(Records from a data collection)
■ ■ ■ ■ ■

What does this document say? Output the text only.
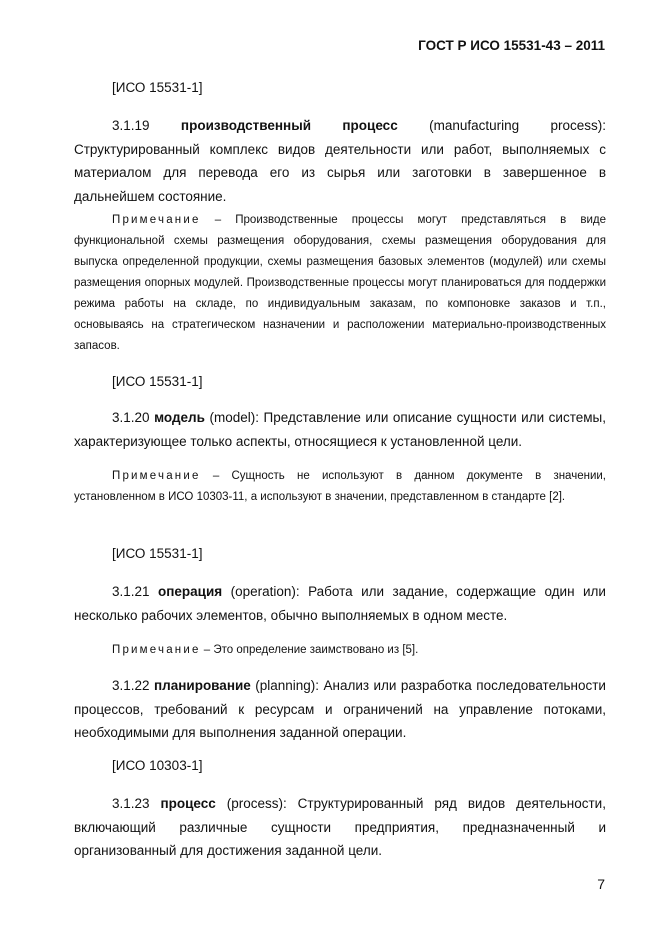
ГОСТ Р ИСО 15531-43 – 2011
[ИСО 15531-1]

3.1.19 производственный процесс (manufacturing process): Структурированный комплекс видов деятельности или работ, выполняемых с материалом для перевода его из сырья или заготовки в завершенное в дальнейшем состояние.

Примечание – Производственные процессы могут представляться в виде функциональной схемы размещения оборудования, схемы размещения оборудования для выпуска определенной продукции, схемы размещения базовых элементов (модулей) или схемы размещения опорных модулей. Производственные процессы могут планироваться для поддержки режима работы на складе, по индивидуальным заказам, по компоновке заказов и т.п., основываясь на стратегическом назначении и расположении материально-производственных запасов.

[ИСО 15531-1]

3.1.20 модель (model): Представление или описание сущности или системы, характеризующее только аспекты, относящиеся к установленной цели.

Примечание – Сущность не используют в данном документе в значении, установленном в ИСО 10303-11, а используют в значении, представленном в стандарте [2].

[ИСО 15531-1]

3.1.21 операция (operation): Работа или задание, содержащие один или несколько рабочих элементов, обычно выполняемых в одном месте.

Примечание – Это определение заимствовано из [5].

3.1.22 планирование (planning): Анализ или разработка последовательности процессов, требований к ресурсам и ограничений на управление потоками, необходимыми для выполнения заданной операции.

[ИСО 10303-1]

3.1.23 процесс (process): Структурированный ряд видов деятельности, включающий различные сущности предприятия, предназначенный и организованный для достижения заданной цели.

7
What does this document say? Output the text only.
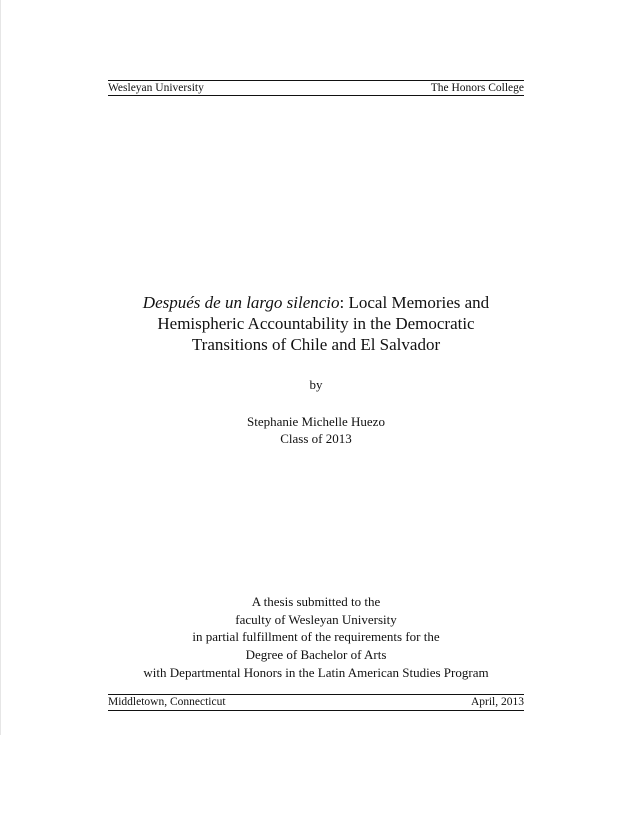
Wesleyan University	The Honors College
Después de un largo silencio: Local Memories and
Hemispheric Accountability in the Democratic
Transitions of Chile and El Salvador
by
Stephanie Michelle Huezo
Class of 2013
A thesis submitted to the
faculty of Wesleyan University
in partial fulfillment of the requirements for the
Degree of Bachelor of Arts
with Departmental Honors in the Latin American Studies Program
Middletown, Connecticut	April, 2013
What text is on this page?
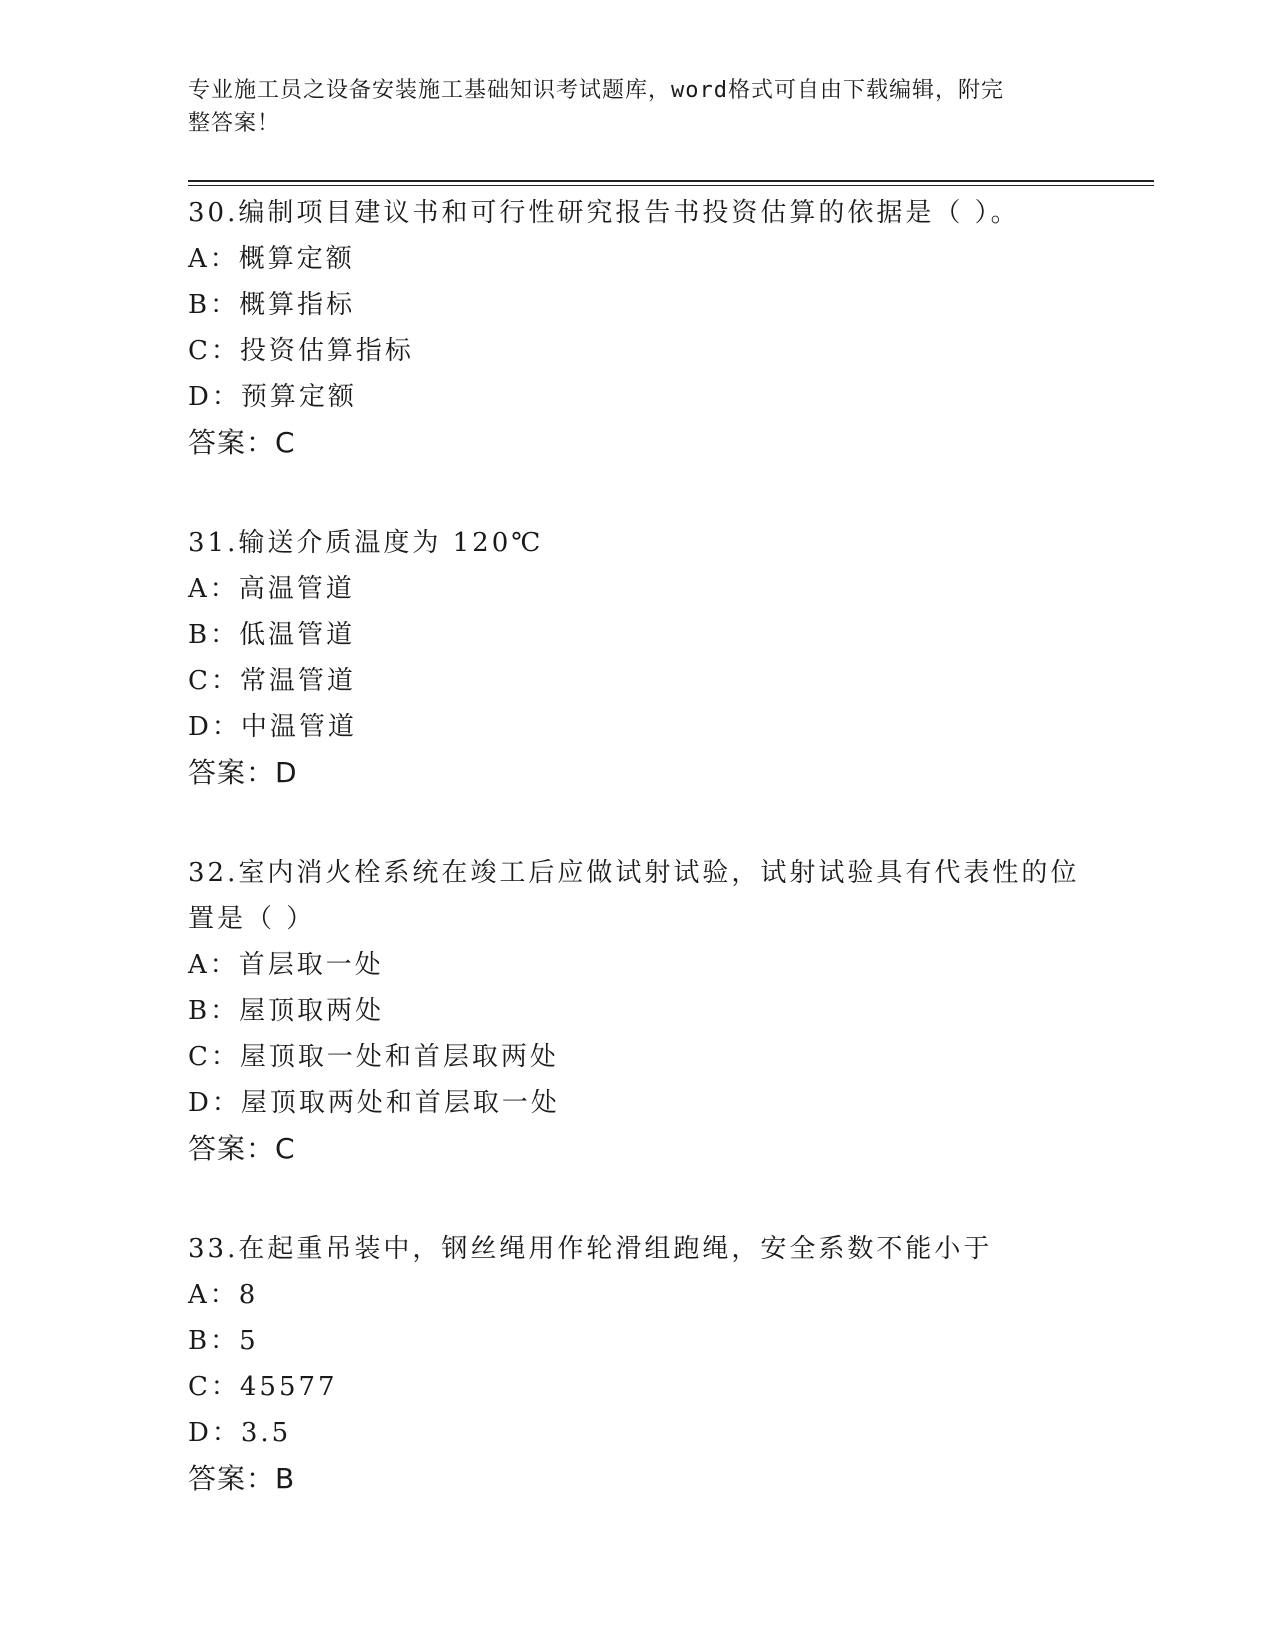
专业施工员之设备安装施工基础知识考试题库，word格式可自由下载编辑，附完
整答案！

30.编制项目建议书和可行性研究报告书投资估算的依据是（ ）。

A：概算定额

B：概算指标

C：投资估算指标

D：预算定额

答案：C

31.输送介质温度为 120℃

A：高温管道

B：低温管道

C：常温管道

D：中温管道

答案：D

32.室内消火栓系统在竣工后应做试射试验，试射试验具有代表性的位

置是（ ）

A：首层取一处

B：屋顶取两处

C：屋顶取一处和首层取两处

D：屋顶取两处和首层取一处

答案：C

33.在起重吊装中，钢丝绳用作轮滑组跑绳，安全系数不能小于

A：8

B：5

C：45577

D：3.5

答案：B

■ ■ ■ ■ ■

* [WHAT IS NEEDED]:
In the data above, find the line containing "What text is on this page?"; from there, please write out each line through the end, exactly, with the pictures omitted.

* [COMPLETE OUTPUT]:
What text is on this page?
专业施工员之设备安装施工基础知识考试题库，word格式可自由下载编辑，附完
整答案！

30.编制项目建议书和可行性研究报告书投资估算的依据是（ ）。

A：概算定额

B：概算指标

C：投资估算指标

D：预算定额

答案：C

31.输送介质温度为 120℃

A：高温管道

B：低温管道

C：常温管道

D：中温管道

答案：D

32.室内消火栓系统在竣工后应做试射试验，试射试验具有代表性的位

置是（ ）

A：首层取一处

B：屋顶取两处

C：屋顶取一处和首层取两处

D：屋顶取两处和首层取一处

答案：C

33.在起重吊装中，钢丝绳用作轮滑组跑绳，安全系数不能小于

A：8

B：5

C：45577

D：3.5

答案：B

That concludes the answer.